'''
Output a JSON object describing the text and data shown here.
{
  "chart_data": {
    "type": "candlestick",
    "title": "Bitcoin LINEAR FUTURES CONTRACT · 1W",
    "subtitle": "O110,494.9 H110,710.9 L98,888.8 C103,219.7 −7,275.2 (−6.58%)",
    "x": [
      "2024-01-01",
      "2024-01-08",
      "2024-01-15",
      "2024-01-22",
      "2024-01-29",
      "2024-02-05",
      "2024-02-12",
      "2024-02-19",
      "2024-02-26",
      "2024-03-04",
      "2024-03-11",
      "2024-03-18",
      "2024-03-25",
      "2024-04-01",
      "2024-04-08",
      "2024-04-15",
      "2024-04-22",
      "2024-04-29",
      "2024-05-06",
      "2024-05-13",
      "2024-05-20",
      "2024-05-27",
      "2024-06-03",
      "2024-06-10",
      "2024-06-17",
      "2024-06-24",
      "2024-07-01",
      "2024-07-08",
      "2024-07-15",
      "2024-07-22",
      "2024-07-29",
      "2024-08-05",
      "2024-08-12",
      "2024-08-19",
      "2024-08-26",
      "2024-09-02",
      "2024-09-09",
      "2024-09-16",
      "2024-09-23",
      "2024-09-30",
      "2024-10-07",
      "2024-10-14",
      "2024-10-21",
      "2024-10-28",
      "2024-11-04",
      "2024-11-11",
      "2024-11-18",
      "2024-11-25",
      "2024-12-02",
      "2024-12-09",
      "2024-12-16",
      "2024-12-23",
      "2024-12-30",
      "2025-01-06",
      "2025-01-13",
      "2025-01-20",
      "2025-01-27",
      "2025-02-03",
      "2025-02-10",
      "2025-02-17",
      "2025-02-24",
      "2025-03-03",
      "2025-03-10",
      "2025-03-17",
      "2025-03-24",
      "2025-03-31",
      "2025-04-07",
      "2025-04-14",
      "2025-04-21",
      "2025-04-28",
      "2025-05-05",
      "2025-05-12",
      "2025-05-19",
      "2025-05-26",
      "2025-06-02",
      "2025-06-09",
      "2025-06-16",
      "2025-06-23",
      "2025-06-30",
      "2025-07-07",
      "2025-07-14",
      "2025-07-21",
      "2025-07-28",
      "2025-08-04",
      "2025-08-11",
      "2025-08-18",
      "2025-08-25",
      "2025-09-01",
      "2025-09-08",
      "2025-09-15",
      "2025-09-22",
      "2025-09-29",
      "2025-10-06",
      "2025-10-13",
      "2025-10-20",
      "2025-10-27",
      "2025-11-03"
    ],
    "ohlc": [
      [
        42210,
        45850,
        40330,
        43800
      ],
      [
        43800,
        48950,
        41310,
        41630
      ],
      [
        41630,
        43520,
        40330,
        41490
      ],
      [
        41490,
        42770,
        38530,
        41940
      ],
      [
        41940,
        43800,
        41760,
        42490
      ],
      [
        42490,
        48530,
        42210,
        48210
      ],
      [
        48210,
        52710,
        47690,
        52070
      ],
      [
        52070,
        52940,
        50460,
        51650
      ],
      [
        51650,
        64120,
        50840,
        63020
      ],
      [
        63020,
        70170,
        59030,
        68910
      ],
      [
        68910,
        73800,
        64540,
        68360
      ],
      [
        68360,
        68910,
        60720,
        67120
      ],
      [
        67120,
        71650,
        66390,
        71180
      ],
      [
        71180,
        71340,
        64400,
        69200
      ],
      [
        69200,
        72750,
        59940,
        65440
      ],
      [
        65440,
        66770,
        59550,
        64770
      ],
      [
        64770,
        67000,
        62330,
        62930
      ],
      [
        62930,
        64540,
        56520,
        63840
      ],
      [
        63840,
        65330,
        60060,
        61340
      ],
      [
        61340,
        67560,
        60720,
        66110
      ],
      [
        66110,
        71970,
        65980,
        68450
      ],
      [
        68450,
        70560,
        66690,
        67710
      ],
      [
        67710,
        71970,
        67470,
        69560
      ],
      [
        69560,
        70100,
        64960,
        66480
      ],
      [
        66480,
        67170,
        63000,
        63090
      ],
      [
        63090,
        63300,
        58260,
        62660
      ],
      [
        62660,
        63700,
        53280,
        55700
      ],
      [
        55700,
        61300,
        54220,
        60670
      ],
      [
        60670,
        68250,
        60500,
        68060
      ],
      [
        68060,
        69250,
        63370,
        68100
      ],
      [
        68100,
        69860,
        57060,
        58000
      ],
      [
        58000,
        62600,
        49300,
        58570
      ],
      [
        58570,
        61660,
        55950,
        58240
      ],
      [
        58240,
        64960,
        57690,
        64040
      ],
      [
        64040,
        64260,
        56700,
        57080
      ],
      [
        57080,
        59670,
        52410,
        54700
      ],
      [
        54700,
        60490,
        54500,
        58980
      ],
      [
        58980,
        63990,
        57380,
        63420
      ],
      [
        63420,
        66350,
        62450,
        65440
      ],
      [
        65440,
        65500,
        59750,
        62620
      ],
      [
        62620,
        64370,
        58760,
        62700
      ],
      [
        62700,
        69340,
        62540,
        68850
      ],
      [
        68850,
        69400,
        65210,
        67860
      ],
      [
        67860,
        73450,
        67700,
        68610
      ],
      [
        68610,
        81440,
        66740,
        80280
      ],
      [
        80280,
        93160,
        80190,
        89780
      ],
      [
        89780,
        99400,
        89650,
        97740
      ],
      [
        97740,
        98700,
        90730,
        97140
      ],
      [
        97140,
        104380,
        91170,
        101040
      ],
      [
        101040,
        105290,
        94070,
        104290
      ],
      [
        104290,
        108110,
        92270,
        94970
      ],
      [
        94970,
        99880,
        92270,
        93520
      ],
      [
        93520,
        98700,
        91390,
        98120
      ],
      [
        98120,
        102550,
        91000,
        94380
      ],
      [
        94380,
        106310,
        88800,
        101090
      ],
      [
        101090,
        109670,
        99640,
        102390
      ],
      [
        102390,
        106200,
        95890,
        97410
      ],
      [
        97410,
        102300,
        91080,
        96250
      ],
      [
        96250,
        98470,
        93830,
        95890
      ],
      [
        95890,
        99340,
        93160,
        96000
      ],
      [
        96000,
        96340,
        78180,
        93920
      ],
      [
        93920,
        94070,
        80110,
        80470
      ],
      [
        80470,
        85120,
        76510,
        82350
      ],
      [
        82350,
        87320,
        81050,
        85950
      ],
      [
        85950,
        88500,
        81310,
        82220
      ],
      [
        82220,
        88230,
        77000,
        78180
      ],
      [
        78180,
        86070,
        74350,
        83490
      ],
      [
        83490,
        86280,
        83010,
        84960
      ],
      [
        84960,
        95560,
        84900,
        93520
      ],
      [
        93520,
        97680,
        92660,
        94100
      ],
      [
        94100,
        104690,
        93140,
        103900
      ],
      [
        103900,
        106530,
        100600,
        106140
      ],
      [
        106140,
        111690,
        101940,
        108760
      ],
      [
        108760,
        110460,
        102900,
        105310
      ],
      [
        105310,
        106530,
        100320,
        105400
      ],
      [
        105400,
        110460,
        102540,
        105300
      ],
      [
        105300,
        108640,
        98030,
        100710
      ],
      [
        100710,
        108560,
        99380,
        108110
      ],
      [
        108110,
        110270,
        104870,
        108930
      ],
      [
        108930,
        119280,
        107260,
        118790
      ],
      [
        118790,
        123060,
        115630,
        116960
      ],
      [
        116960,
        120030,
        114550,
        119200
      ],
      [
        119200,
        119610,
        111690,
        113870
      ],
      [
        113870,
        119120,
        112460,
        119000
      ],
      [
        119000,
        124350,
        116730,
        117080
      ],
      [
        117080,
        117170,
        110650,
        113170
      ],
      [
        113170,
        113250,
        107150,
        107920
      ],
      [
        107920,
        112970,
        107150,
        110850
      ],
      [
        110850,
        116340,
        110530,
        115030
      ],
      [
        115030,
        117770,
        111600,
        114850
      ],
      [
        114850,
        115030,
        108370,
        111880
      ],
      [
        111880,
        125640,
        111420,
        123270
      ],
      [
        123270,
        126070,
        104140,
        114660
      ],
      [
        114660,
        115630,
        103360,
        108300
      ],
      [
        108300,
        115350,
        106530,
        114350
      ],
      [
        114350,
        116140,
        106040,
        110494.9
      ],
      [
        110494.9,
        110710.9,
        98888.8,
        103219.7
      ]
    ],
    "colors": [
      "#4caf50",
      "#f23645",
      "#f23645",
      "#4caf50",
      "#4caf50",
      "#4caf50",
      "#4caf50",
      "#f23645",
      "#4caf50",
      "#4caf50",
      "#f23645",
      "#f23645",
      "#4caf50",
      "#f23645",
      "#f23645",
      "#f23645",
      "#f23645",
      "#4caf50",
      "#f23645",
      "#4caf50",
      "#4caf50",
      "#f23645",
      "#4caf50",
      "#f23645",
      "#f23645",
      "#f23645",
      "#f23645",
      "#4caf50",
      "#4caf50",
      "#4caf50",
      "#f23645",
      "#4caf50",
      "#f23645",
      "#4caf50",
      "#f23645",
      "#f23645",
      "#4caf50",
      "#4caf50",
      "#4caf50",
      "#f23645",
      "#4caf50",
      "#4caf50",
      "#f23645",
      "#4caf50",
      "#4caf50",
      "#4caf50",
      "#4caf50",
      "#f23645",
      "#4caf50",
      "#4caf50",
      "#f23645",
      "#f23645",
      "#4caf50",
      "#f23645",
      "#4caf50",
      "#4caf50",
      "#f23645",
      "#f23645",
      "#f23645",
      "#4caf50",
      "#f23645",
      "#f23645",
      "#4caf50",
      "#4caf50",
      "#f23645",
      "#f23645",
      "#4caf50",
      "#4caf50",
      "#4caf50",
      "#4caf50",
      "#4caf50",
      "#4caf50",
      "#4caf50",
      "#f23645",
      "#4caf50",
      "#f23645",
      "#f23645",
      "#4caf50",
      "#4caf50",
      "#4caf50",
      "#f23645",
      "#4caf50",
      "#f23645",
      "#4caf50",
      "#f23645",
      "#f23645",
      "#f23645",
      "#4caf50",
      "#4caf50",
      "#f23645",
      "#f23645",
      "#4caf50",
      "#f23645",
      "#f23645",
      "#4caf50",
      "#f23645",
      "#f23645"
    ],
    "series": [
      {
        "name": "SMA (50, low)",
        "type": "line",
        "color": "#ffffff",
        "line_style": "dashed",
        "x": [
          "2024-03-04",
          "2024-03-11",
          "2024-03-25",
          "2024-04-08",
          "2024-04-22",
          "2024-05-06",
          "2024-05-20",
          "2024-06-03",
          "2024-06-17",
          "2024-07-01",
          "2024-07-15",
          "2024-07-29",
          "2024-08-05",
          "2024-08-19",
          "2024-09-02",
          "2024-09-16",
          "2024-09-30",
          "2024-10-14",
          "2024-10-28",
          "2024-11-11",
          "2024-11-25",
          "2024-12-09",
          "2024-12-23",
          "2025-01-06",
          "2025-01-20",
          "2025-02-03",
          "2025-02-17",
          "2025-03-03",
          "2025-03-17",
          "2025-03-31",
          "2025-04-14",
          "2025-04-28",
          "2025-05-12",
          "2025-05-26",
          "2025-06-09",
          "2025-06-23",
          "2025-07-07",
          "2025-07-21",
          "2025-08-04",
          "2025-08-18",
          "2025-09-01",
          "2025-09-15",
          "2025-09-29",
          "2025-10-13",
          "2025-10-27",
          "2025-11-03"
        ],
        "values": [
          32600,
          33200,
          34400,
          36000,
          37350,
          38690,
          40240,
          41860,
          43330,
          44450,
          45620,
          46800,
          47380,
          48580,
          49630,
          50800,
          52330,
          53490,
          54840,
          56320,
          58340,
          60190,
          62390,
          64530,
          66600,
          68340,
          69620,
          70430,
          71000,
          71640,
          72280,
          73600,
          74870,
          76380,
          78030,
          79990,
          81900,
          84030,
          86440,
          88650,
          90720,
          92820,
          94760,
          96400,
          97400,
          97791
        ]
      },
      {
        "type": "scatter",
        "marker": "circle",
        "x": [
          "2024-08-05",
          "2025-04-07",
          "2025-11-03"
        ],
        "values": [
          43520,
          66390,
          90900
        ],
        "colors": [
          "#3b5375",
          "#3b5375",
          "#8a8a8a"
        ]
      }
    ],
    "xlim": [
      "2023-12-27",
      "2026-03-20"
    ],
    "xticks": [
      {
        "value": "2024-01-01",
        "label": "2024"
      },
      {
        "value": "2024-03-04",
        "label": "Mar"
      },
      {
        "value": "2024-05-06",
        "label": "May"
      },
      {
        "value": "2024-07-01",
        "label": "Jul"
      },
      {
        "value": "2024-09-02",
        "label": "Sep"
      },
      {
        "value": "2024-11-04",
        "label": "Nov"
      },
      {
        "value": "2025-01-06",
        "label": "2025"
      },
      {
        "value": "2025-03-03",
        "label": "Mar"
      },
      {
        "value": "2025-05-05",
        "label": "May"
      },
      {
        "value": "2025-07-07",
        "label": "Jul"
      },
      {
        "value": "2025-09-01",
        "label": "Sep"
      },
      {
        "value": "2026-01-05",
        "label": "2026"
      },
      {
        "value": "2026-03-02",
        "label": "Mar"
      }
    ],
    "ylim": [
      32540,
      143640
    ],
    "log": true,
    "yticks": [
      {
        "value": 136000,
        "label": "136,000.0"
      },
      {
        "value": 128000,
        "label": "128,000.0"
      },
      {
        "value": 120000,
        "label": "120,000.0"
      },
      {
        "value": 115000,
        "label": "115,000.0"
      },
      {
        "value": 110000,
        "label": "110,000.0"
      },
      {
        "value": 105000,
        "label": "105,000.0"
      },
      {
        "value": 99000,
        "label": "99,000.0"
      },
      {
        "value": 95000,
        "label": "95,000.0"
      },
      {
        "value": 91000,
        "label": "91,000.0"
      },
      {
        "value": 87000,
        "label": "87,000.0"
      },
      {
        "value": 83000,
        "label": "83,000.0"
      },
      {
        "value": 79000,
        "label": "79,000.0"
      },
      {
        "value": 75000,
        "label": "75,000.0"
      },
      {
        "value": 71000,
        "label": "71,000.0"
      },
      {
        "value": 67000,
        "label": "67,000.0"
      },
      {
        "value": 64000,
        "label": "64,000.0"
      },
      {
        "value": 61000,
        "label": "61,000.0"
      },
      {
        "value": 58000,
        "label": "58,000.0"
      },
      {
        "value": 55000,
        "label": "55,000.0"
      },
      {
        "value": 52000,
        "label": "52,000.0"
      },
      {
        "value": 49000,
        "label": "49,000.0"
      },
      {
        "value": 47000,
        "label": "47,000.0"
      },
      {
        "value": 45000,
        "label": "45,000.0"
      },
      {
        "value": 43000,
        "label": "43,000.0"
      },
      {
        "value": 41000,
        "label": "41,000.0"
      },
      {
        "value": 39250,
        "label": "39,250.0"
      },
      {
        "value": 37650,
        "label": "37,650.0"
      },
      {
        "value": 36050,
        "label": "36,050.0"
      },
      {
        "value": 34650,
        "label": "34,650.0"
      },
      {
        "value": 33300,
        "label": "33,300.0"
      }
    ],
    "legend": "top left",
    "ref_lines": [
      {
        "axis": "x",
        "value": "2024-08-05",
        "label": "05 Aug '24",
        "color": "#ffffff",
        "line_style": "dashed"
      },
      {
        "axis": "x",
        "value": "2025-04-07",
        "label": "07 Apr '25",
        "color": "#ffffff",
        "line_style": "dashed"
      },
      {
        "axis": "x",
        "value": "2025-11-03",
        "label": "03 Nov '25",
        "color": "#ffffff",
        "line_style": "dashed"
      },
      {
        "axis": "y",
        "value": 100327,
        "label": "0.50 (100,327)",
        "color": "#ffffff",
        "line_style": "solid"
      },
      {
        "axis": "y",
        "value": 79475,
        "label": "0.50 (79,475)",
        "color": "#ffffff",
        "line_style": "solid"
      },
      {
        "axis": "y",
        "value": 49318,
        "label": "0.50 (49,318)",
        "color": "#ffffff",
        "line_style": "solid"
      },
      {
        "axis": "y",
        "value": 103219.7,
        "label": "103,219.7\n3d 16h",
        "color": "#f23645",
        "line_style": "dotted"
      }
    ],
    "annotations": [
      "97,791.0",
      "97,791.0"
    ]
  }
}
'''
WRITTEN TASK - Reply with nothing but the number of lines that contain the word "type".

REPLY TO THE TASK - 3